■ Source records:
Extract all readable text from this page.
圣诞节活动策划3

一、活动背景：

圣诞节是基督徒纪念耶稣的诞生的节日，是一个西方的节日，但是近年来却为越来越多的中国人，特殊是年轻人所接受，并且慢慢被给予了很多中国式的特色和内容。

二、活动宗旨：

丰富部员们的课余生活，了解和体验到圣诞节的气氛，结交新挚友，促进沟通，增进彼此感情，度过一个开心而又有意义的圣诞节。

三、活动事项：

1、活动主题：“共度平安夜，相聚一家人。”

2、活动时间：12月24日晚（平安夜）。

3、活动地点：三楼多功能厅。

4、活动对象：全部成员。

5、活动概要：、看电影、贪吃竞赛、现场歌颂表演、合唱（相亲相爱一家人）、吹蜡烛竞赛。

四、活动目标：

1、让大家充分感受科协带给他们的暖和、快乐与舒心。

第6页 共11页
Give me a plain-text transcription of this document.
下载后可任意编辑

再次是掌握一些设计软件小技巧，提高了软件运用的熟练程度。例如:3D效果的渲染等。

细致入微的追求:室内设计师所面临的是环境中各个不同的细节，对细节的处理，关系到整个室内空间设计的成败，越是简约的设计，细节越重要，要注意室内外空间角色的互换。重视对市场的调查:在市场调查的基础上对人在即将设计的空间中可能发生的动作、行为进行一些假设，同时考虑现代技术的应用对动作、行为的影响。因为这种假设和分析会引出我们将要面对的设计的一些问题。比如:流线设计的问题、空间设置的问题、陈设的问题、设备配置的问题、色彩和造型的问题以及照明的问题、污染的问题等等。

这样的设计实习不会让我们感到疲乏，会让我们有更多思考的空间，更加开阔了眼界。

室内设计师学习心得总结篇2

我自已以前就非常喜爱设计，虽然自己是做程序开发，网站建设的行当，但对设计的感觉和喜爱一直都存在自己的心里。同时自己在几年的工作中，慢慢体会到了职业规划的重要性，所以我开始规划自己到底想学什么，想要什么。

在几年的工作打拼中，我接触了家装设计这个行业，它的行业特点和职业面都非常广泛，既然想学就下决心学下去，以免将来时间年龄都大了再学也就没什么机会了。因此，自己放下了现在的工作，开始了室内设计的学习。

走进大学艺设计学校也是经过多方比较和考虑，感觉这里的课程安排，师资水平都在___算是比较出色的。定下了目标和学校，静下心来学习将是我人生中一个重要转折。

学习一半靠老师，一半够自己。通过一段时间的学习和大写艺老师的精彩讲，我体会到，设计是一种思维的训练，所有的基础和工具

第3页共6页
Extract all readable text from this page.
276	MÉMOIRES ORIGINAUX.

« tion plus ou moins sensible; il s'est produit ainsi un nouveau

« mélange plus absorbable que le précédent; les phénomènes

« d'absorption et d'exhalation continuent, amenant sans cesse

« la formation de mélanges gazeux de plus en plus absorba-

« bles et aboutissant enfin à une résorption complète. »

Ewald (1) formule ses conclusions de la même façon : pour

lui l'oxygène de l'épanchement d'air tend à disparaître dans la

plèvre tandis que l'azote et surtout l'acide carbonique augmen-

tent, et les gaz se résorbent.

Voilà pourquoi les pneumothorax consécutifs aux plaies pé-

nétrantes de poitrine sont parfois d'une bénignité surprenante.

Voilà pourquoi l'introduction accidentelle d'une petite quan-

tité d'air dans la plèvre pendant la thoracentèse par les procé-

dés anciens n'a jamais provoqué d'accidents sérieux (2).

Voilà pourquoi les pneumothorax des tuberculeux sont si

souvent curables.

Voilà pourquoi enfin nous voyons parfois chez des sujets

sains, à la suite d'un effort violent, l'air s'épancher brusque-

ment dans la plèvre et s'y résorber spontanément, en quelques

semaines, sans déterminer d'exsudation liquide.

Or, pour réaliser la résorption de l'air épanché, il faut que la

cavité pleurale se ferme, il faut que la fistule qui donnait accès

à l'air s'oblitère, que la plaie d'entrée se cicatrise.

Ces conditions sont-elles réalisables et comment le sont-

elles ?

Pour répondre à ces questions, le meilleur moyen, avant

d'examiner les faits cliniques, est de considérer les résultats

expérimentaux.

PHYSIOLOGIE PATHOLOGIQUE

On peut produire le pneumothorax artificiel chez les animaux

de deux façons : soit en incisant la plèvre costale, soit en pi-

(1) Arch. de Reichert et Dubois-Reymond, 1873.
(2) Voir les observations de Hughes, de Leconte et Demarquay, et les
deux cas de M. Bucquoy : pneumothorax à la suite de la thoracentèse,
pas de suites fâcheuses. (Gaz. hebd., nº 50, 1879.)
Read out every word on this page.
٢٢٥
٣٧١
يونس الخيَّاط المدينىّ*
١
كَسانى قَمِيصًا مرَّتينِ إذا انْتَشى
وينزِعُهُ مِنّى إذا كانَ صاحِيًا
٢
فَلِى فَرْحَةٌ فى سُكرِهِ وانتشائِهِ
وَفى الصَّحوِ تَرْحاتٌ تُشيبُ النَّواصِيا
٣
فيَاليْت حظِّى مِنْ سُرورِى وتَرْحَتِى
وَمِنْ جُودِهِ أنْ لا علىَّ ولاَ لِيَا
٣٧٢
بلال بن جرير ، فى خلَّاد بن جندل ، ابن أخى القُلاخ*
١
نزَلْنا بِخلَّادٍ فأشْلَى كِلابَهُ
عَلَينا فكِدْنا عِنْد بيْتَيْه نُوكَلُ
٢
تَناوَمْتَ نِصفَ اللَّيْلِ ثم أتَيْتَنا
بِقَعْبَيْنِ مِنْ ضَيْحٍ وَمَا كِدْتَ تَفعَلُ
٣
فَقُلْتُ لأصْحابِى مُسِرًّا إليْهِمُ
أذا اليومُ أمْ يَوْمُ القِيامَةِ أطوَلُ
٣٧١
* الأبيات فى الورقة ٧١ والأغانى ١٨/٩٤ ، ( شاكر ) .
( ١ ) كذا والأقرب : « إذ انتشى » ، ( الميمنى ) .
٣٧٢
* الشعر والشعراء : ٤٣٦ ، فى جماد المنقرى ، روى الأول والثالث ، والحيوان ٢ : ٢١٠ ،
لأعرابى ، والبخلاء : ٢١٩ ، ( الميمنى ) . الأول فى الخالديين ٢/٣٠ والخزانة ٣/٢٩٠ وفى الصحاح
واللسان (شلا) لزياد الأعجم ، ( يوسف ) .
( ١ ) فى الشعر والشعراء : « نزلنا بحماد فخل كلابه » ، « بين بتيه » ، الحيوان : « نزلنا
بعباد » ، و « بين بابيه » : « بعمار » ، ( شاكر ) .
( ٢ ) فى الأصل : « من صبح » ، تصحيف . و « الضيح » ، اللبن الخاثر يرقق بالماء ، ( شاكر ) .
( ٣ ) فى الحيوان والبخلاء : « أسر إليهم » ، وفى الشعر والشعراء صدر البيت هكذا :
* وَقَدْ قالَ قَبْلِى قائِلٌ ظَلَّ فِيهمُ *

■ Directions: Show each line in the entries that holds the string "الميمنى".

■ Response below:
( ١ ) كذا والأقرب : « إذ انتشى » ، ( الميمنى ) .
لأعرابى ، والبخلاء : ٢١٩ ، ( الميمنى ) . الأول فى الخالديين ٢/٣٠ والخزانة ٣/٢٩٠ وفى الصحاح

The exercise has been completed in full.